• **Work to be completed**
Restate each entry word for word, leaving nothing out.

======== Provided records ========

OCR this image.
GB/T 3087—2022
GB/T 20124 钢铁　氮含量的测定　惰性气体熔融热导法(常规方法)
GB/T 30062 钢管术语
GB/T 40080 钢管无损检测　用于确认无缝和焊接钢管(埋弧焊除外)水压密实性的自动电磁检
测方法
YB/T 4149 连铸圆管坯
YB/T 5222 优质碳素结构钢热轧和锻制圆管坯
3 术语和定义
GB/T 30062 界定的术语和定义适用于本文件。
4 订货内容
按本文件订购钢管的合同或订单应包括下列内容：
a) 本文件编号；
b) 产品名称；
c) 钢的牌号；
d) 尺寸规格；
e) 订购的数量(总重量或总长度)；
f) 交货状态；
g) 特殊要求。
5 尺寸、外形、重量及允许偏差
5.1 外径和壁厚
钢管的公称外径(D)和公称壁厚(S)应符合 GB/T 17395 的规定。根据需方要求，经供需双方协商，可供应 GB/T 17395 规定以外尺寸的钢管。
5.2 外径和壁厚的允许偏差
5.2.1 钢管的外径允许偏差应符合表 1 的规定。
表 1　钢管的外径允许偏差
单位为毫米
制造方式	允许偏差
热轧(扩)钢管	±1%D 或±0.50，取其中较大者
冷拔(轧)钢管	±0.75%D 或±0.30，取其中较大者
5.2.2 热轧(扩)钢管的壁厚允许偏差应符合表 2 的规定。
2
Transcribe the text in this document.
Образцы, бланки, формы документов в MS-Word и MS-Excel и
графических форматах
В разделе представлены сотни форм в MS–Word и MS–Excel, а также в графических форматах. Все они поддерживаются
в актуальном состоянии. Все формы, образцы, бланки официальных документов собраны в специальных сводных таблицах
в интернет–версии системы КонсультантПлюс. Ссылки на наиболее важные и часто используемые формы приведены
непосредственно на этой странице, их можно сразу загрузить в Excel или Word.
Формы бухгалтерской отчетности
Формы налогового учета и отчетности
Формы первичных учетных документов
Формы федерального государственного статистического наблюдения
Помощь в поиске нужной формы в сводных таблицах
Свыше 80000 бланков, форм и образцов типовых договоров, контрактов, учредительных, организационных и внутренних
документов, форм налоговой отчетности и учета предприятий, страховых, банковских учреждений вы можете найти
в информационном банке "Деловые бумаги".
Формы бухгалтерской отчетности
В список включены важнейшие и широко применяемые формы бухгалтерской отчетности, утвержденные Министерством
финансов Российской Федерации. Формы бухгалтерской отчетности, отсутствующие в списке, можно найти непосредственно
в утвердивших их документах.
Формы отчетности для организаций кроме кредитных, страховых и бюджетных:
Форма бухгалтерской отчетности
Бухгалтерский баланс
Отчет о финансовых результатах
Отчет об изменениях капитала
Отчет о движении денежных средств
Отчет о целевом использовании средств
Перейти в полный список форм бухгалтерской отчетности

========

• **Answer to this exercise**
OCR this image.
GB/T 3087—2022
GB/T 20124 钢铁　氮含量的测定　惰性气体熔融热导法(常规方法)
GB/T 30062 钢管术语
GB/T 40080 钢管无损检测　用于确认无缝和焊接钢管(埋弧焊除外)水压密实性的自动电磁检
测方法
YB/T 4149 连铸圆管坯
YB/T 5222 优质碳素结构钢热轧和锻制圆管坯
3 术语和定义
GB/T 30062 界定的术语和定义适用于本文件。
4 订货内容
按本文件订购钢管的合同或订单应包括下列内容：
a) 本文件编号；
b) 产品名称；
c) 钢的牌号；
d) 尺寸规格；
e) 订购的数量(总重量或总长度)；
f) 交货状态；
g) 特殊要求。
5 尺寸、外形、重量及允许偏差
5.1 外径和壁厚
钢管的公称外径(D)和公称壁厚(S)应符合 GB/T 17395 的规定。根据需方要求，经供需双方协商，可供应 GB/T 17395 规定以外尺寸的钢管。
5.2 外径和壁厚的允许偏差
5.2.1 钢管的外径允许偏差应符合表 1 的规定。
表 1　钢管的外径允许偏差
单位为毫米
制造方式	允许偏差
热轧(扩)钢管	±1%D 或±0.50，取其中较大者
冷拔(轧)钢管	±0.75%D 或±0.30，取其中较大者
5.2.2 热轧(扩)钢管的壁厚允许偏差应符合表 2 的规定。
2
Transcribe the text in this document.
Образцы, бланки, формы документов в MS-Word и MS-Excel и
графических форматах
В разделе представлены сотни форм в MS–Word и MS–Excel, а также в графических форматах. Все они поддерживаются
в актуальном состоянии. Все формы, образцы, бланки официальных документов собраны в специальных сводных таблицах
в интернет–версии системы КонсультантПлюс. Ссылки на наиболее важные и часто используемые формы приведены
непосредственно на этой странице, их можно сразу загрузить в Excel или Word.
Формы бухгалтерской отчетности
Формы налогового учета и отчетности
Формы первичных учетных документов
Формы федерального государственного статистического наблюдения
Помощь в поиске нужной формы в сводных таблицах
Свыше 80000 бланков, форм и образцов типовых договоров, контрактов, учредительных, организационных и внутренних
документов, форм налоговой отчетности и учета предприятий, страховых, банковских учреждений вы можете найти
в информационном банке "Деловые бумаги".
Формы бухгалтерской отчетности
В список включены важнейшие и широко применяемые формы бухгалтерской отчетности, утвержденные Министерством
финансов Российской Федерации. Формы бухгалтерской отчетности, отсутствующие в списке, можно найти непосредственно
в утвердивших их документах.
Формы отчетности для организаций кроме кредитных, страховых и бюджетных:
Форма бухгалтерской отчетности
Бухгалтерский баланс
Отчет о финансовых результатах
Отчет об изменениях капитала
Отчет о движении денежных средств
Отчет о целевом использовании средств
Перейти в полный список форм бухгалтерской отчетности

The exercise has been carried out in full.